■ **What is needed**: Copy each line of the material in which the word "established" appears.

■ **Exercise materials**:
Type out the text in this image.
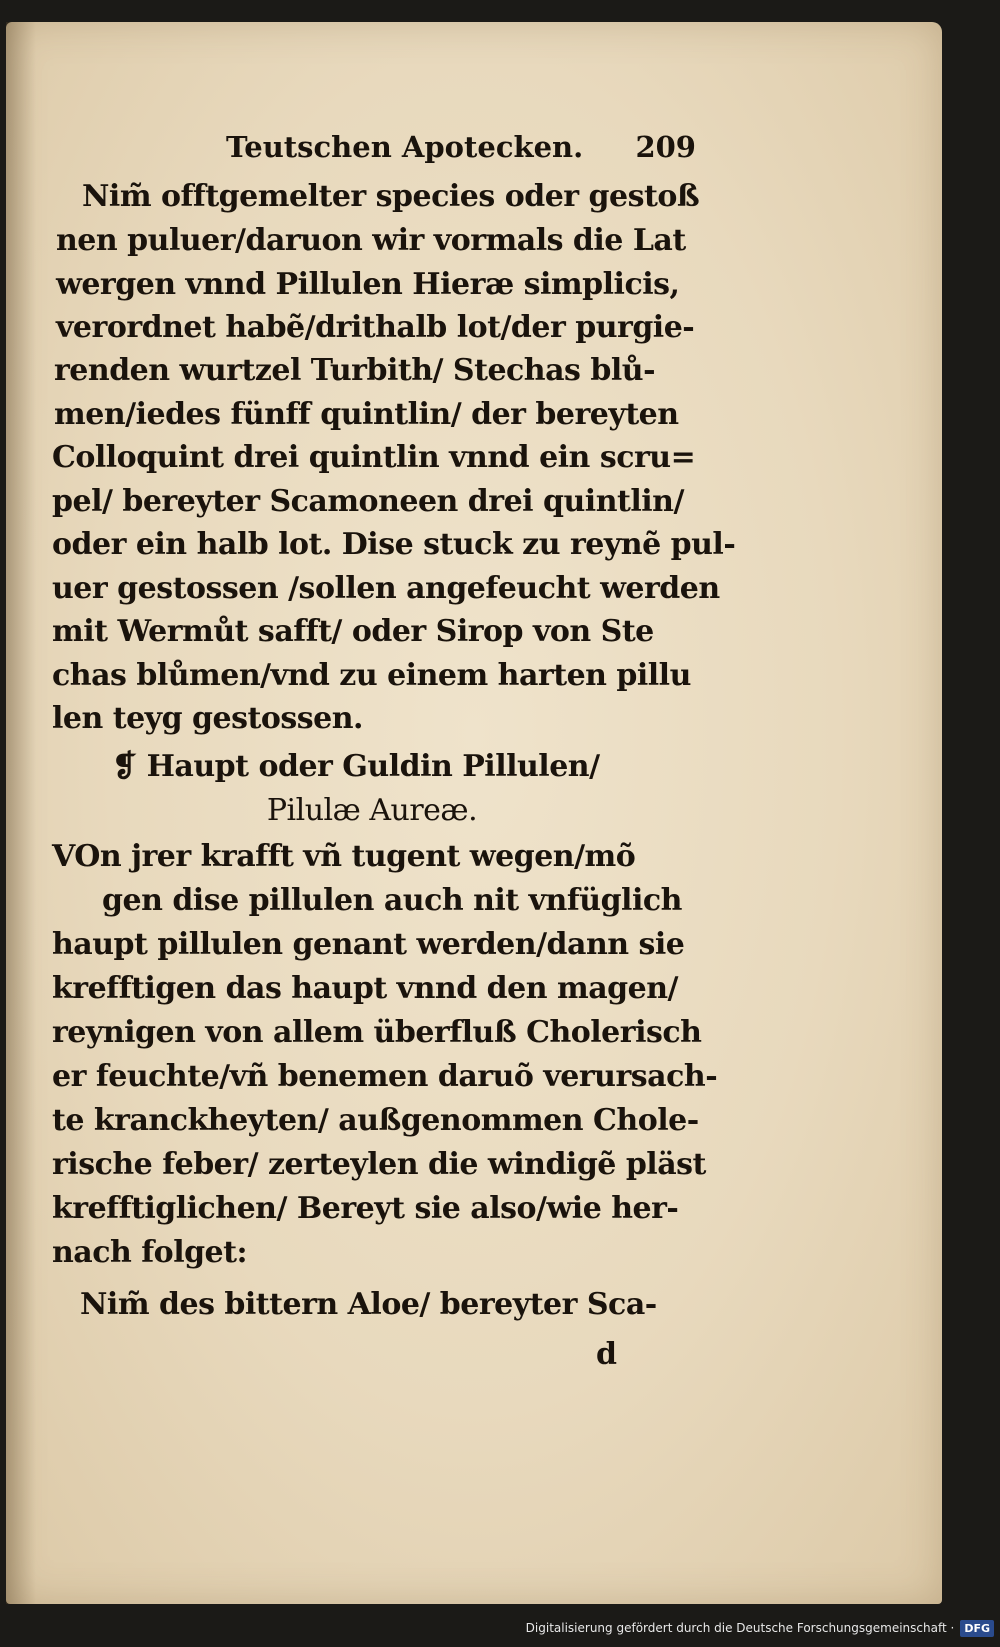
Teutschen Apotecken. 209
Nim̃ offtgemelter species oder gestoß
nen puluer/daruon wir vormals die Lat
wergen vnnd Pillulen Hieræ simplicis,
verordnet habẽ/drithalb lot/der purgie-
renden wurtzel Turbith/ Stechas blů-
men/iedes fünff quintlin/ der bereyten
Colloquint drei quintlin vnnd ein scru=
pel/ bereyter Scamoneen drei quintlin/
oder ein halb lot. Dise stuck zu reynẽ pul-
uer gestossen /sollen angefeucht werden
mit Wermůt safft/ oder Sirop von Ste
chas blůmen/vnd zu einem harten pillu
len teyg gestossen.
❡ Haupt oder Guldin Pillulen/
Pilulæ Aureæ.
VOn jrer krafft vñ tugent wegen/mõ
gen dise pillulen auch nit vnfüglich
haupt pillulen genant werden/dann sie
krefftigen das haupt vnnd den magen/
reynigen von allem überfluß Cholerisch
er feuchte/vñ benemen daruõ verursach-
te kranckheyten/ außgenommen Chole-
rische feber/ zerteylen die windigẽ pläst
krefftiglichen/ Bereyt sie also/wie her-
nach folget:
Nim̃ des bittern Aloe/ bereyter Sca-
d
Digitalisierung gefördert durch die Deutsche Forschungsgemeinschaft · DFG
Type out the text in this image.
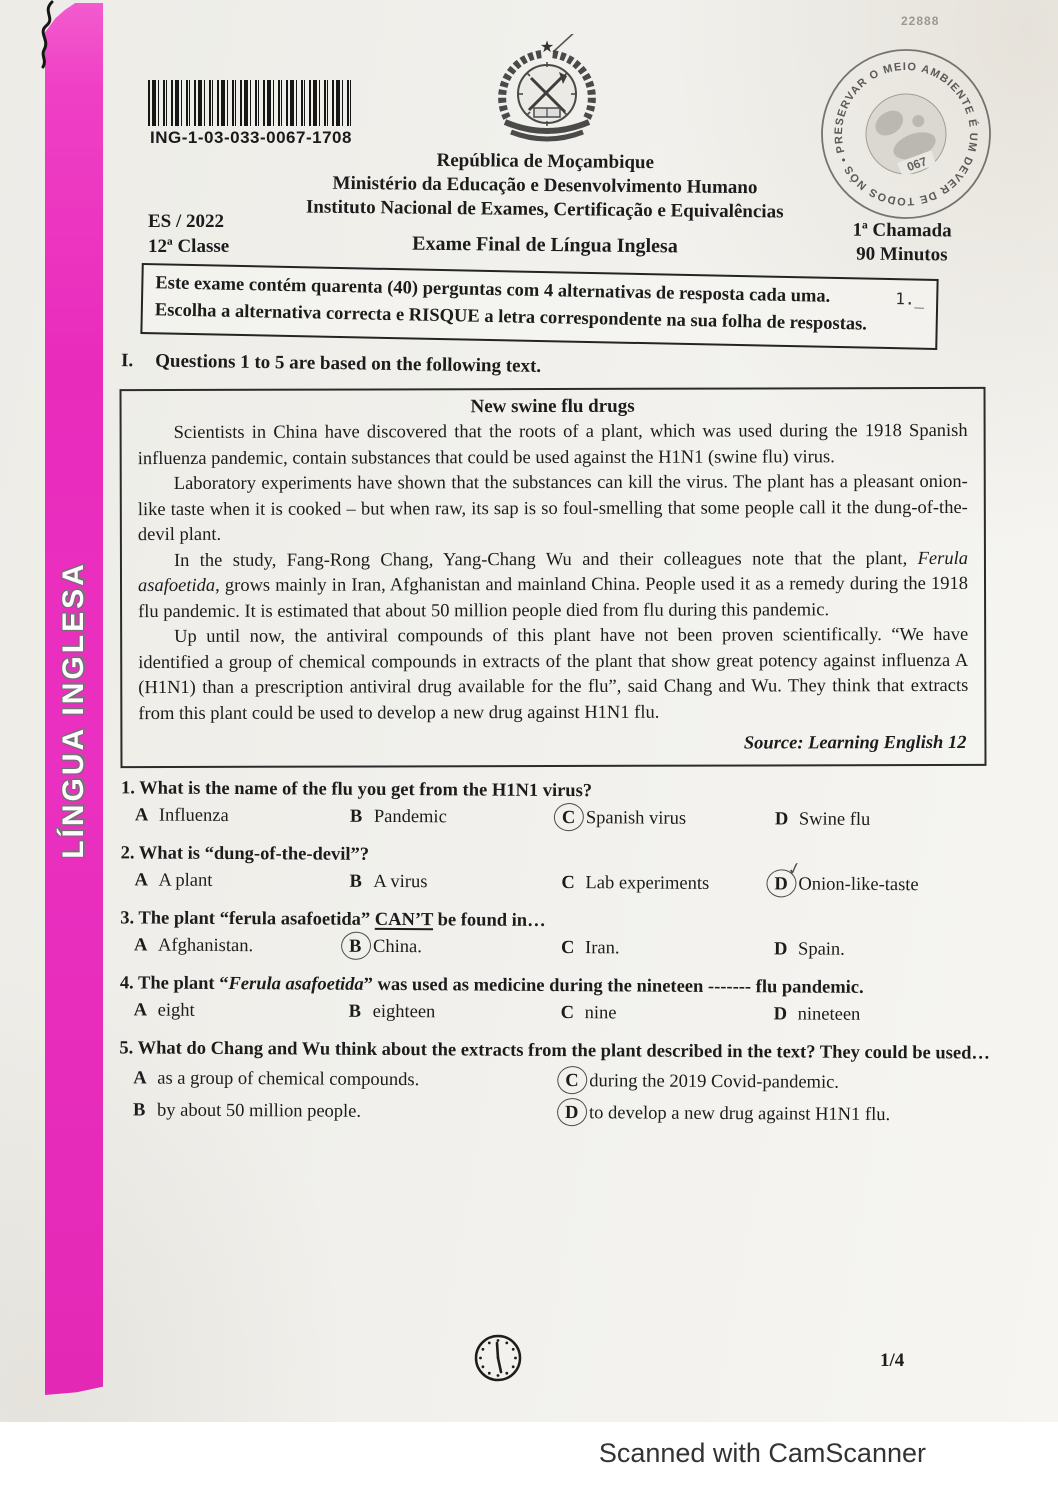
LÍNGUA INGLESA
ING-1-03-033-0067-1708
★
22888
067
PRESERVAR O MEIO AMBIENTE É UM DEVER DE TODOS NÓS •
República de Moçambique
Ministério da Educação e Desenvolvimento Humano
Instituto Nacional de Exames, Certificação e Equivalências
ES / 2022
12ª Classe	Exame Final de Língua Inglesa
1ª Chamada
90 Minutos
Este exame contém quarenta (40) perguntas com 4 alternativas de resposta cada uma.	1._
Escolha a alternativa correcta e RISQUE a letra correspondente na sua folha de respostas.
I. Questions 1 to 5 are based on the following text.
New swine flu drugs

Scientists in China have discovered that the roots of a plant, which was used during the 1918 Spanish influenza pandemic, contain substances that could be used against the H1N1 (swine flu) virus.

Laboratory experiments have shown that the substances can kill the virus. The plant has a pleasant onion-like taste when it is cooked – but when raw, its sap is so foul-smelling that some people call it the dung-of-the-devil plant.

In the study, Fang-Rong Chang, Yang-Chang Wu and their colleagues note that the plant, Ferula asafoetida, grows mainly in Iran, Afghanistan and mainland China. People used it as a remedy during the 1918 flu pandemic. It is estimated that about 50 million people died from flu during this pandemic.

Up until now, the antiviral compounds of this plant have not been proven scientifically. “We have identified a group of chemical compounds in extracts of the plant that show great potency against influenza A (H1N1) than a prescription antiviral drug available for the flu”, said Chang and Wu. They think that extracts from this plant could be used to develop a new drug against H1N1 flu.

Source: Learning English 12

1. What is the name of the flu you get from the H1N1 virus?

A Influenza	B Pandemic	C Spanish virus	D Swine flu

2. What is “dung-of-the-devil”?

A A plant	B A virus	C Lab experiments	D
✓
Onion-like-taste

3. The plant “ferula asafoetida” CAN’T be found in…

A Afghanistan.	B China.	C Iran.	D Spain.

4. The plant “Ferula asafoetida” was used as medicine during the nineteen ------- flu pandemic.

A eight	B eighteen	C nine	D nineteen

5. What do Chang and Wu think about the extracts from the plant described in the text? They could be used…

A as a group of chemical compounds.
B by about 50 million people.
C during the 2019 Covid-pandemic.
D to develop a new drug against H1N1 flu.
1/4
Scanned with CamScanner
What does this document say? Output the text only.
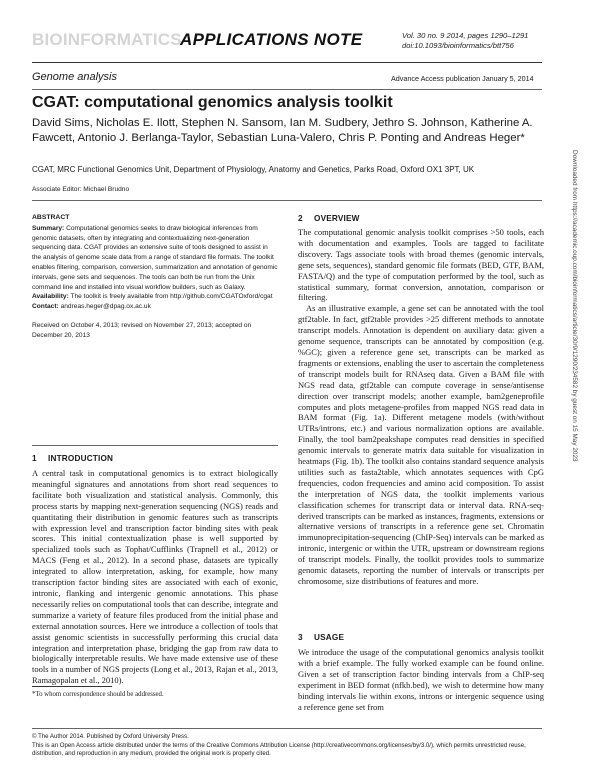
BIOINFORMATICS
APPLICATIONS NOTE	Vol. 30 no. 9 2014, pages 1290–1291
doi:10.1093/bioinformatics/btt756
Genome analysis	Advance Access publication January 5, 2014
CGAT: computational genomics analysis toolkit
David Sims, Nicholas E. Ilott, Stephen N. Sansom, Ian M. Sudbery, Jethro S. Johnson, Katherine A. Fawcett, Antonio J. Berlanga-Taylor, Sebastian Luna-Valero, Chris P. Ponting and Andreas Heger*
CGAT, MRC Functional Genomics Unit, Department of Physiology, Anatomy and Genetics, Parks Road, Oxford OX1 3PT, UK
Associate Editor: Michael Brudno
ABSTRACT

Summary: Computational genomics seeks to draw biological inferences from genomic datasets, often by integrating and contextualizing next-generation sequencing data. CGAT provides an extensive suite of tools designed to assist in the analysis of genome scale data from a range of standard file formats. The toolkit enables filtering, comparison, conversion, summarization and annotation of genomic intervals, gene sets and sequences. The tools can both be run from the Unix command line and installed into visual workflow builders, such as Galaxy.

Availability: The toolkit is freely available from http://github.com/CGATOxford/cgat

Contact: andreas.heger@dpag.ox.ac.uk

Received on October 4, 2013; revised on November 27, 2013; accepted on December 20, 2013

1 INTRODUCTION

A central task in computational genomics is to extract biologically meaningful signatures and annotations from short read sequences to facilitate both visualization and statistical analysis. Commonly, this process starts by mapping next-generation sequencing (NGS) reads and quantitating their distribution in genomic features such as transcripts with expression level and transcription factor binding sites with peak scores. This initial contextualization phase is well supported by specialized tools such as Tophat/Cufflinks (Trapnell et al., 2012) or MACS (Feng et al., 2012). In a second phase, datasets are typically integrated to allow interpretation, asking, for example, how many transcription factor binding sites are associated with each of exonic, intronic, flanking and intergenic genomic annotations. This phase necessarily relies on computational tools that can describe, integrate and summarize a variety of feature files produced from the initial phase and external annotation sources. Here we introduce a collection of tools that assist genomic scientists in successfully performing this crucial data integration and interpretation phase, bridging the gap from raw data to biologically interpretable results. We have made extensive use of these tools in a number of NGS projects (Long et al., 2013, Rajan et al., 2013, Ramagopalan et al., 2010).

*To whom correspondence should be addressed.
2 OVERVIEW

The computational genomic analysis toolkit comprises >50 tools, each with documentation and examples. Tools are tagged to facilitate discovery. Tags associate tools with broad themes (genomic intervals, gene sets, sequences), standard genomic file formats (BED, GTF, BAM, FASTA/Q) and the type of computation performed by the tool, such as statistical summary, format conversion, annotation, comparison or filtering.

As an illustrative example, a gene set can be annotated with the tool gtf2table. In fact, gtf2table provides >25 different methods to annotate transcript models. Annotation is dependent on auxiliary data: given a genome sequence, transcripts can be annotated by composition (e.g. %GC); given a reference gene set, transcripts can be marked as fragments or extensions, enabling the user to ascertain the completeness of transcript models built for RNAseq data. Given a BAM file with NGS read data, gtf2table can compute coverage in sense/antisense direction over transcript models; another example, bam2geneprofile computes and plots metagene-profiles from mapped NGS read data in BAM format (Fig. 1a). Different metagene models (with/without UTRs/introns, etc.) and various normalization options are available. Finally, the tool bam2peakshape computes read densities in specified genomic intervals to generate matrix data suitable for visualization in heatmaps (Fig. 1b). The toolkit also contains standard sequence analysis utilities such as fasta2table, which annotates sequences with CpG frequencies, codon frequencies and amino acid composition. To assist the interpretation of NGS data, the toolkit implements various classification schemes for transcript data or interval data. RNA-seq-derived transcripts can be marked as instances, fragments, extensions or alternative versions of transcripts in a reference gene set. Chromatin immunoprecipitation-sequencing (ChIP-Seq) intervals can be marked as intronic, intergenic or within the UTR, upstream or downstream regions of transcript models. Finally, the toolkit provides tools to summarize genomic datasets, reporting the number of intervals or transcripts per chromosome, size distributions of features and more.

3 USAGE

We introduce the usage of the computational genomics analysis toolkit with a brief example. The fully worked example can be found online. Given a set of transcription factor binding intervals from a ChIP-seq experiment in BED format (nfkb.bed), we wish to determine how many binding intervals lie within exons, introns or intergenic sequence using a reference gene set from

© The Author 2014. Published by Oxford University Press.
This is an Open Access article distributed under the terms of the Creative Commons Attribution License (http://creativecommons.org/licenses/by/3.0/), which permits unrestricted reuse, distribution, and reproduction in any medium, provided the original work is properly cited.
Downloaded from https://academic.oup.com/bioinformatics/article/30/9/1290/234582 by guest on 15 May 2023
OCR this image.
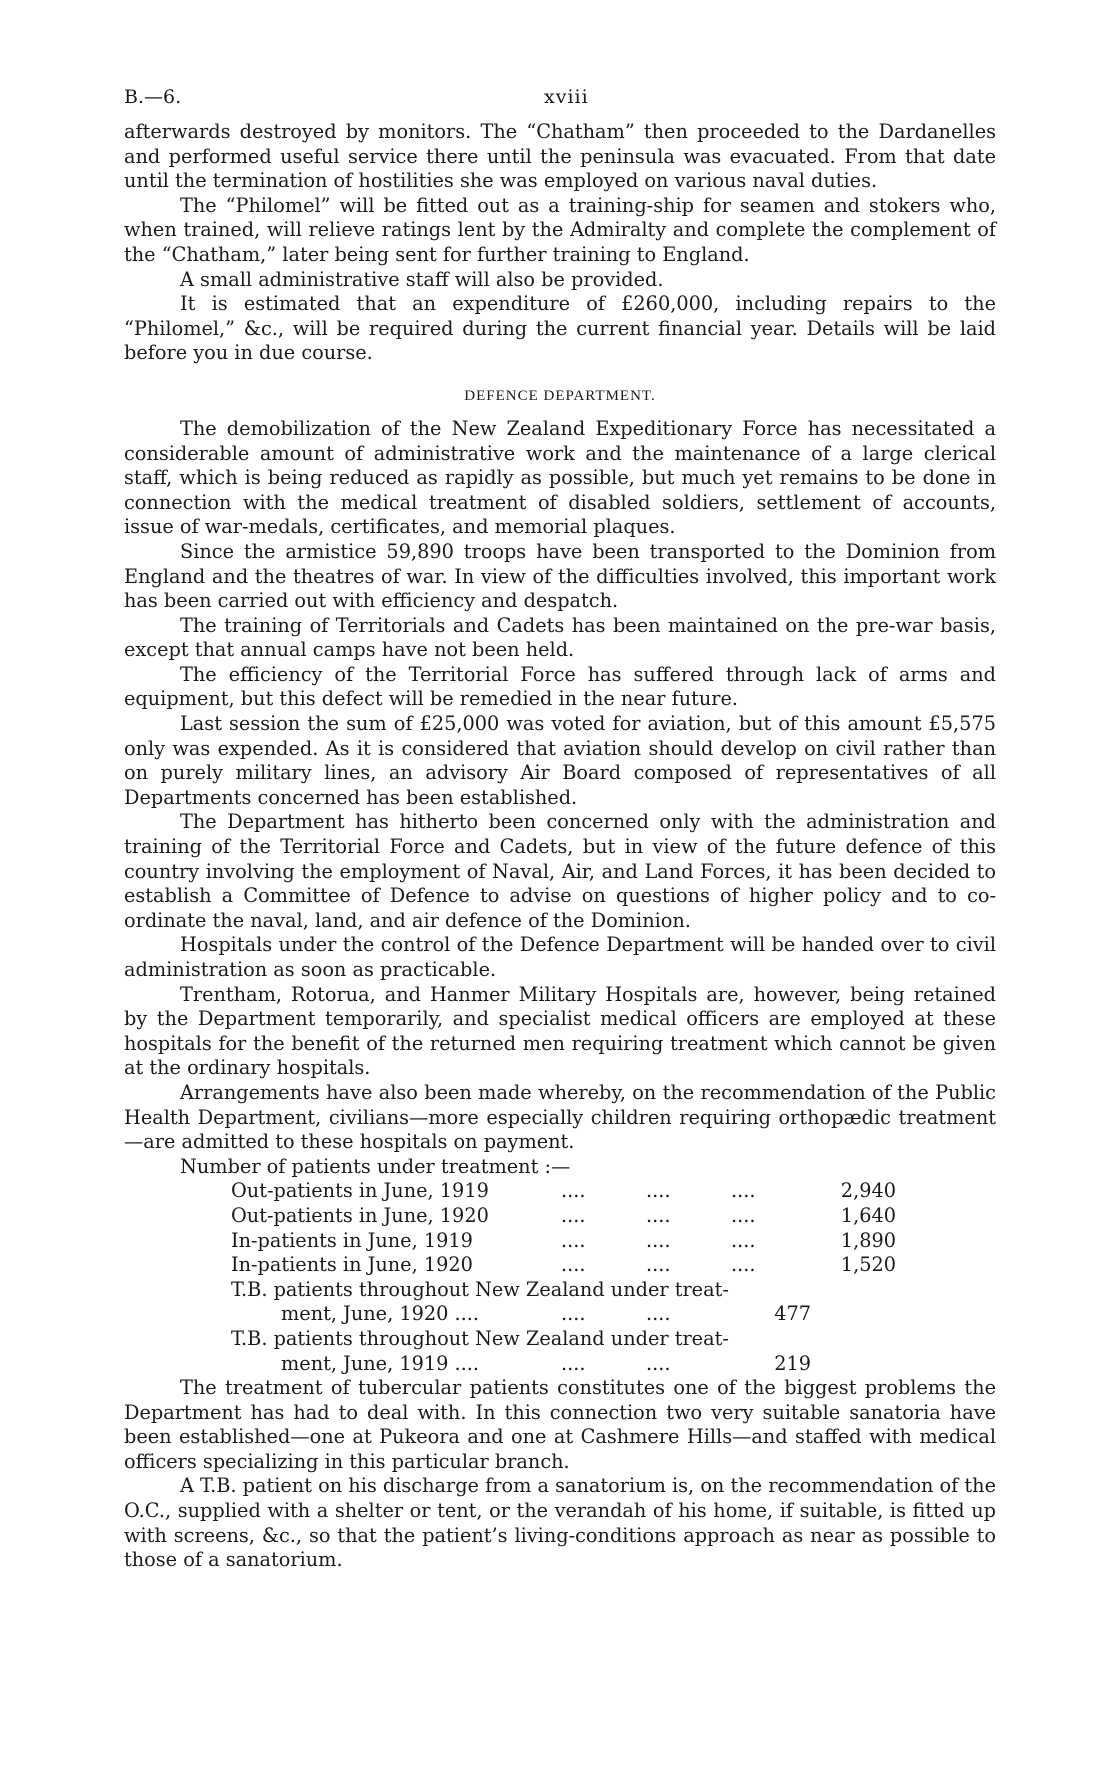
B.—6.	xviii

afterwards destroyed by monitors. The “Chatham” then proceeded to the Dardanelles and performed useful service there until the peninsula was evacuated. From that date until the termination of hostilities she was employed on various naval duties.

The “Philomel” will be fitted out as a training-ship for seamen and stokers who, when trained, will relieve ratings lent by the Admiralty and complete the complement of the “Chatham,” later being sent for further training to England.

A small administrative staff will also be provided.

It is estimated that an expenditure of £260,000, including repairs to the “Philomel,” &c., will be required during the current financial year. Details will be laid before you in due course.

DEFENCE DEPARTMENT.

The demobilization of the New Zealand Expeditionary Force has necessitated a considerable amount of administrative work and the maintenance of a large clerical staff, which is being reduced as rapidly as possible, but much yet remains to be done in connection with the medical treatment of disabled soldiers, settlement of accounts, issue of war-medals, certificates, and memorial plaques.

Since the armistice 59,890 troops have been transported to the Dominion from England and the theatres of war. In view of the difficulties involved, this important work has been carried out with efficiency and despatch.

The training of Territorials and Cadets has been maintained on the pre-war basis, except that annual camps have not been held.

The efficiency of the Territorial Force has suffered through lack of arms and equipment, but this defect will be remedied in the near future.

Last session the sum of £25,000 was voted for aviation, but of this amount £5,575 only was expended. As it is considered that aviation should develop on civil rather than on purely military lines, an advisory Air Board composed of representatives of all Departments concerned has been established.

The Department has hitherto been concerned only with the administration and training of the Territorial Force and Cadets, but in view of the future defence of this country involving the employment of Naval, Air, and Land Forces, it has been decided to establish a Committee of Defence to advise on questions of higher policy and to co-ordinate the naval, land, and air defence of the Dominion.

Hospitals under the control of the Defence Department will be handed over to civil administration as soon as practicable.

Trentham, Rotorua, and Hanmer Military Hospitals are, however, being retained by the Department temporarily, and specialist medical officers are employed at these hospitals for the benefit of the returned men requiring treatment which cannot be given at the ordinary hospitals.

Arrangements have also been made whereby, on the recommendation of the Public Health Department, civilians—more especially children requiring orthopædic treatment—are admitted to these hospitals on payment.

Number of patients under treatment :—

Out-patients in June, 1919	....	....	....	2,940
Out-patients in June, 1920	....	....	....	1,640
In-patients in June, 1919	....	....	....	1,890
In-patients in June, 1920	....	....	....	1,520
T.B. patients throughout New Zealand under treat-
ment, June, 1920 ....	....	....	477
T.B. patients throughout New Zealand under treat-
ment, June, 1919 ....	....	....	219

The treatment of tubercular patients constitutes one of the biggest problems the Department has had to deal with. In this connection two very suitable sanatoria have been established—one at Pukeora and one at Cashmere Hills—and staffed with medical officers specializing in this particular branch.

A T.B. patient on his discharge from a sanatorium is, on the recommendation of the O.C., supplied with a shelter or tent, or the verandah of his home, if suitable, is fitted up with screens, &c., so that the patient’s living-conditions approach as near as possible to those of a sanatorium.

■ **Task output**:
Last session the sum of £25,000 was voted for aviation, but of this amount £5,575 only was expended. As it is considered that aviation should develop on civil rather than on purely military lines, an advisory Air Board composed of representatives of all Departments concerned has been established.
The treatment of tubercular patients constitutes one of the biggest problems the Department has had to deal with. In this connection two very suitable sanatoria have been established—one at Pukeora and one at Cashmere Hills—and staffed with medical officers specializing in this particular branch.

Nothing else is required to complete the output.